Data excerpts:
========================================================================

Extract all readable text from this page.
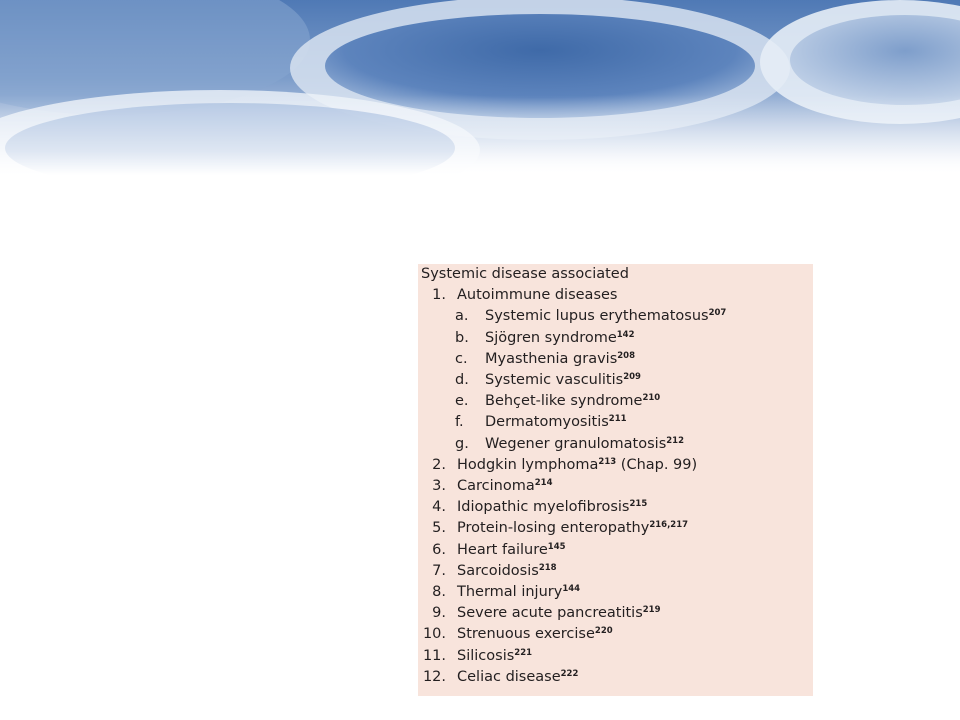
Systemic disease associated
1. Autoimmune diseases
a.	Systemic lupus erythematosus$^{207}$
b.	Sjögren syndrome$^{142}$
c.	Myasthenia gravis$^{208}$
d.	Systemic vasculitis$^{209}$
e.	Behçet-like syndrome$^{210}$
f.	Dermatomyositis$^{211}$
g.	Wegener granulomatosis$^{212}$
2. Hodgkin lymphoma$^{213}$ (Chap. 99)
3. Carcinoma$^{214}$
4. Idiopathic myelofibrosis$^{215}$
5. Protein-losing enteropathy$^{216,217}$
6. Heart failure$^{145}$
7. Sarcoidosis$^{218}$
8. Thermal injury$^{144}$
9. Severe acute pancreatitis$^{219}$
10. Strenuous exercise$^{220}$
11. Silicosis$^{221}$
12. Celiac disease$^{222}$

========================================================================

▶ [Task details]
Repeat each line above exactly. The pictures stay out.

▶ [Answer for this exercise]
Extract all readable text from this page.
Systemic disease associated
1. Autoimmune diseases
a.	Systemic lupus erythematosus$^{207}$
b.	Sjögren syndrome$^{142}$
c.	Myasthenia gravis$^{208}$
d.	Systemic vasculitis$^{209}$
e.	Behçet-like syndrome$^{210}$
f.	Dermatomyositis$^{211}$
g.	Wegener granulomatosis$^{212}$
2. Hodgkin lymphoma$^{213}$ (Chap. 99)
3. Carcinoma$^{214}$
4. Idiopathic myelofibrosis$^{215}$
5. Protein-losing enteropathy$^{216,217}$
6. Heart failure$^{145}$
7. Sarcoidosis$^{218}$
8. Thermal injury$^{144}$
9. Severe acute pancreatitis$^{219}$
10. Strenuous exercise$^{220}$
11. Silicosis$^{221}$
12. Celiac disease$^{222}$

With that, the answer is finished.